-- WHAT YOU WILL DO --
Convert the records, from the first line through the line that contains "- box-iqr: [557, 201, 710, 220]", into a JSON list of strings with one string per line and no blank lines.

-- PROVIDED RECORDS --
● ● ● ● ●

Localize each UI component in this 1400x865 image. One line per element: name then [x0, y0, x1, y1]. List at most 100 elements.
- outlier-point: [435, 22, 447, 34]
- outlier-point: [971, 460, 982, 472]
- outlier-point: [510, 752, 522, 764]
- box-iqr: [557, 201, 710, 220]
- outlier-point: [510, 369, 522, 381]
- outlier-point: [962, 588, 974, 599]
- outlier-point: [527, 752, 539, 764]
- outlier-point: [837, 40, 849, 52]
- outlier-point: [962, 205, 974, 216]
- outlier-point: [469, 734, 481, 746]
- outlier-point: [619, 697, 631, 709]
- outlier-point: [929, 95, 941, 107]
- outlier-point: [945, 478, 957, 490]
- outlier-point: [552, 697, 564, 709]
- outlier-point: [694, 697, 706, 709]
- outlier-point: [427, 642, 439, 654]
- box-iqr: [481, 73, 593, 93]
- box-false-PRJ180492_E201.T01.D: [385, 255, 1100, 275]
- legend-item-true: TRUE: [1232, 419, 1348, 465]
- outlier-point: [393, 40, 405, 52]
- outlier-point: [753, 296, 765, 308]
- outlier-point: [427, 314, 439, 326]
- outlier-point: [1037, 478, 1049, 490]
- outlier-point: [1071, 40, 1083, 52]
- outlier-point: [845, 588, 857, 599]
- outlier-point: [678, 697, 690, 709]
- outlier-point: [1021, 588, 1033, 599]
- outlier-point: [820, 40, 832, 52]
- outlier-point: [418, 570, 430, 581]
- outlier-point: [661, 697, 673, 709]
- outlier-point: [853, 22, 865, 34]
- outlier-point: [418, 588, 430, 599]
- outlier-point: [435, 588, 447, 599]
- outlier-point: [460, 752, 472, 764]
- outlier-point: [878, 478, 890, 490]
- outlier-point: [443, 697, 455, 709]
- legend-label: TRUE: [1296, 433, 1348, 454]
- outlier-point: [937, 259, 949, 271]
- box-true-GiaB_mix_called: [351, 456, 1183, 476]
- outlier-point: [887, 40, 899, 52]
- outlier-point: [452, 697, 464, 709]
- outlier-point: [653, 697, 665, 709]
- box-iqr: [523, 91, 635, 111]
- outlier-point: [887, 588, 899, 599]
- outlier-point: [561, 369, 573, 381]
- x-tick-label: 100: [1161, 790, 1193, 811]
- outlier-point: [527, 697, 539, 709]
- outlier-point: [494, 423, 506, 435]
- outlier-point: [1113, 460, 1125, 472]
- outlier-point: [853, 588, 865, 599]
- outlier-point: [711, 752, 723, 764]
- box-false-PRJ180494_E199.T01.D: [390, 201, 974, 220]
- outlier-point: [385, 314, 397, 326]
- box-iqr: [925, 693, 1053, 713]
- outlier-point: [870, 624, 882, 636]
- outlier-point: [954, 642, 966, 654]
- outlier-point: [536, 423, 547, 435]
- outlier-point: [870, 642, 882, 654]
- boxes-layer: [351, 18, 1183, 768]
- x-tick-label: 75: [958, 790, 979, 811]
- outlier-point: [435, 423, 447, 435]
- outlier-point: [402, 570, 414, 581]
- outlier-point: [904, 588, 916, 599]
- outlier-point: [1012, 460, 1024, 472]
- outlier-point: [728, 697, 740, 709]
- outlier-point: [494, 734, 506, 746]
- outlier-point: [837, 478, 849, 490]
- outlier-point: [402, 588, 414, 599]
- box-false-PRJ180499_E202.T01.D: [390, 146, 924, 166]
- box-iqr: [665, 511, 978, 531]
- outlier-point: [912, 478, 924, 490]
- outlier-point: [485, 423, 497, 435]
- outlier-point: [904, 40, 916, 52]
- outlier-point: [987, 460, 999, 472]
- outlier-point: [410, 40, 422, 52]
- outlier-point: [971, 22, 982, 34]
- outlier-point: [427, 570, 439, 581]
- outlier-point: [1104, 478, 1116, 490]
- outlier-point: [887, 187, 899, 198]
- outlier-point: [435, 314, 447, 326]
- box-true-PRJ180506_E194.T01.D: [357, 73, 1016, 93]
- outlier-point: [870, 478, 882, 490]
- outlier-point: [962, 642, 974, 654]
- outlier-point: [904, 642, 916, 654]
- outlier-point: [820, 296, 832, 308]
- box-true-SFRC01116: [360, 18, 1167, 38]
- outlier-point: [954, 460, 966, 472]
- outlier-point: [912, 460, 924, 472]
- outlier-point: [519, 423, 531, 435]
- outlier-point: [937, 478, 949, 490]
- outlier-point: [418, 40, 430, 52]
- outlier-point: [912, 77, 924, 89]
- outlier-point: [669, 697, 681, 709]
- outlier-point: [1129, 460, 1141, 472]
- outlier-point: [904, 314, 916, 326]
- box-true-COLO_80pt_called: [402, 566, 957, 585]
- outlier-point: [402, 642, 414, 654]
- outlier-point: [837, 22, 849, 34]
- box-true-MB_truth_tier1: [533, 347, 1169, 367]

● ● ● ● ●

-- RESPONSE FOR THIS EXERCISE --
[
  "Localize each UI component in this 1400x865 image. One line per element: name then [x0, y0, x1, y1]. List at most 100 elements.",
  "- outlier-point: [435, 22, 447, 34]",
  "- outlier-point: [971, 460, 982, 472]",
  "- outlier-point: [510, 752, 522, 764]",
  "- box-iqr: [557, 201, 710, 220]"
]